### PASSAGE PROVIDED:
Our Ebenezer Scrooge Award

With Christmas fast approaching, it’s high time we announced the winner of our annual Lady Thatcher’s Wink Ebenezer Scrooge award – though perhaps ‘annual’ is pushing it a bit, as it’s the very first, and who knows where we’ll all be this time next year.
In a dreadful 2016 it might be thought that we’re spoilt for choice, but we need to rule out the most despicable players on the world stage. To describe an Assad or a Putin as a Scrooge would be to play down the horrors they’ve unleashed on the world, and the same applies to other, all too numerous, practitioners of inhumane cruelty.
It is, in any case, a domestic, UK award – and we’re certainly not minded to give it to people whose politics we simply dislike or even despise, including those less-than-one-hundred-per-cent-truthful Brexit champions.
No, there has to be something mean and nasty in order for anyone to qualify, and we narrowed the contestants down to a hit-list of six.
First, those members of the British government who have consistently rejected calls to show humanity to Syrian and other child refugees, holed up in their Calais camp until the charming French authorities broke up their shelters, hosed them down and dispersed them. We learned this week that the government has rejected the claims of hundreds of them, and the withholding of our Scrooge award for this callousness is simply the result of no one individual being to blame. Had we a list, they would all share it.

### PROBLEMS TO WORK ON:
(a) Reproduce the passage of the Scrooge award article starting with "Our Ebenezer Scrooge Award" and going on through "of inhumane cruelty.".
(b) Pick up the Scrooge award article after its final sentence and keep writing it.

### SOURCE DATA:
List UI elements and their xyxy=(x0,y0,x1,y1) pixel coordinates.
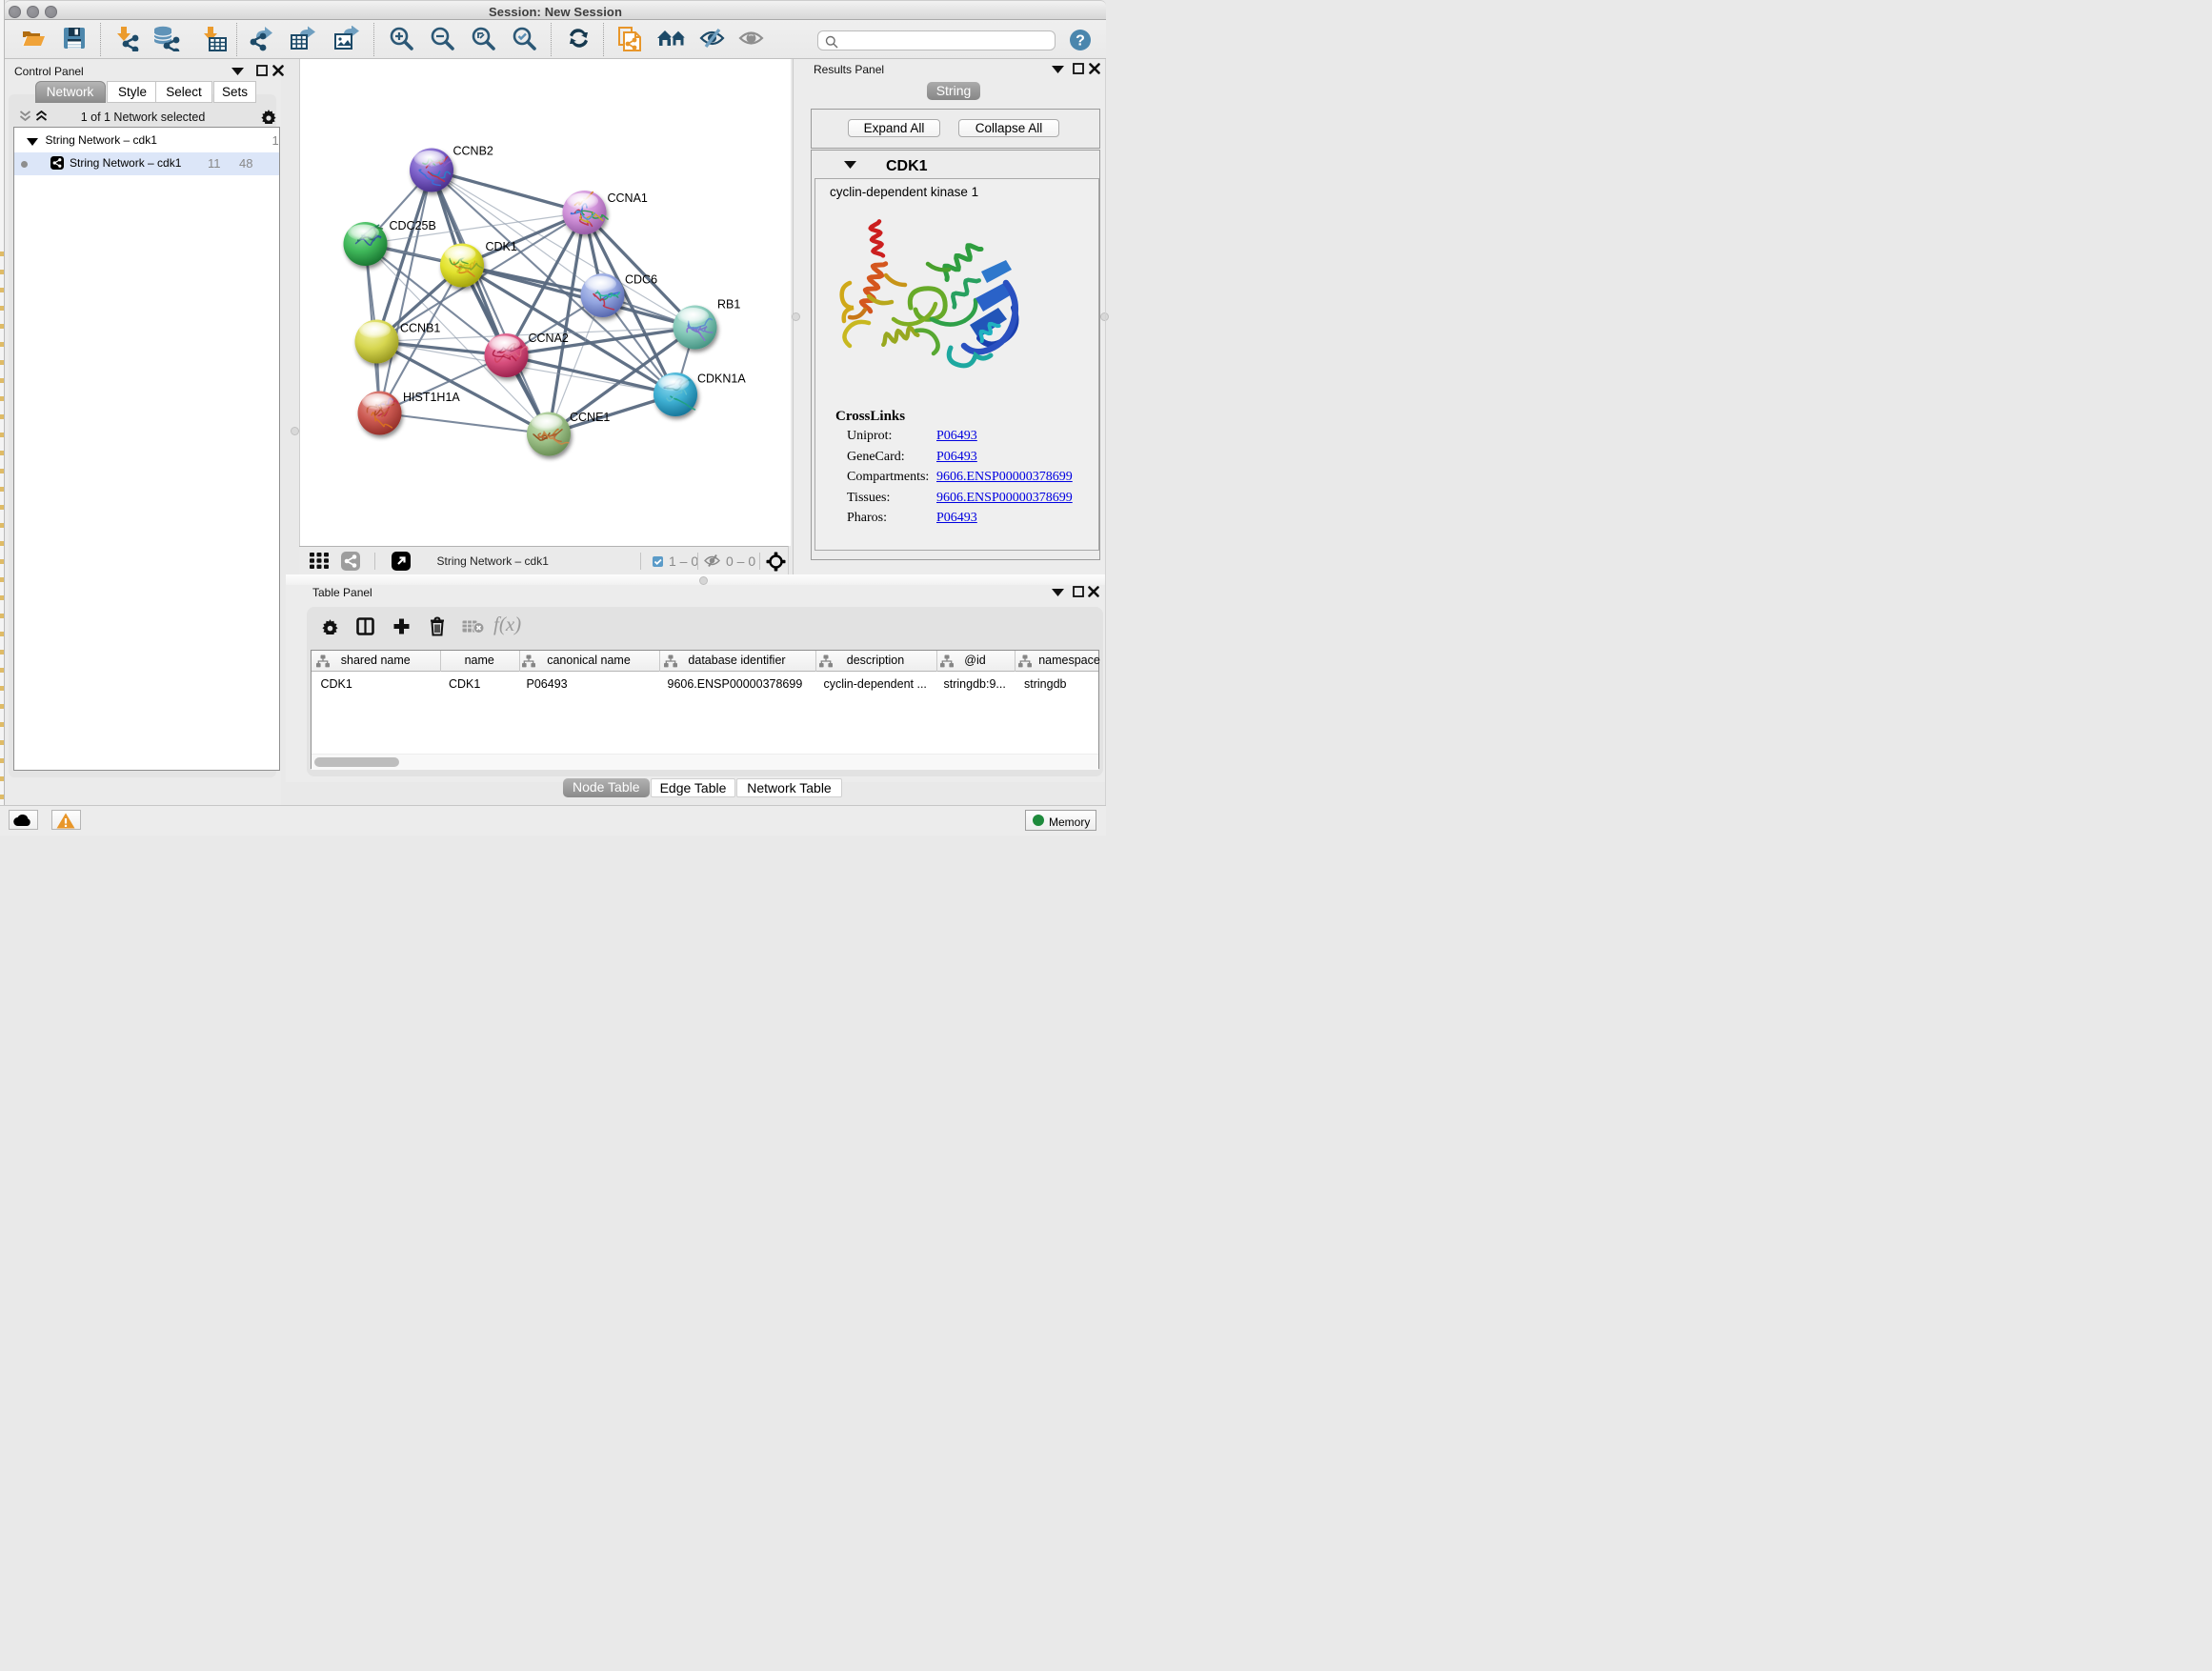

### ANSWERS BELOW:
(a)
Our Ebenezer Scrooge Award

With Christmas fast approaching, it’s high time we announced the winner of our annual Lady Thatcher’s Wink Ebenezer Scrooge award – though perhaps ‘annual’ is pushing it a bit, as it’s the very first, and who knows where we’ll all be this time next year.
In a dreadful 2016 it might be thought that we’re spoilt for choice, but we need to rule out the most despicable players on the world stage. To describe an Assad or a Putin as a Scrooge would be to play down the horrors they’ve unleashed on the world, and the same applies to other, all too numerous, practitioners of inhumane cruelty.

(b)
Secondly, the odious Ian Duncan Smith. He narrowly escapes by not currently being in post, but there are surely few characters in our political life who have been as sneeringly smug while inflicting pain on the poor, the vulnerable and the disabled. 
Thirdly and fourthly, (Sir) Philip Green, late of BHS, and Mike Ashley of Sports Direct – two monsters of our free-for-all business culture. Their treatment of poorly-paid staff is so legendary that they miss the prize for sheer obviousness.
Fifthly – and here’s an unpleasant surprise – that cuddly restaurateur Michel Roux Jr, who, it turns out this week, has not only been paying his workers below the minimum wage but has pocketed for his Le Gavroche business all the cash that satisfied customers have left in tips for the staff. His excuse, almost unbelievably, is that practically everyone else in his trade is doing the same. This despicable behaviour earns the less than rueful M. Roux our runners-up prize.

And the winner? It can be no other than the egregious Tory MP for Shipley, Philip Davies, who deserves to be better known, and vilified, than he is. Just as Ebenezer Scrooge rejoiced in being a repeat offender, so Davies has time and again used the filibustering technique in parliament to ‘talk out’ private members’ bills he hasn’t liked. He wins, not for his otherwise commendable energy, but for his incessant mean-spirited attacks on what those of a liberal persuasion would regard as good causes.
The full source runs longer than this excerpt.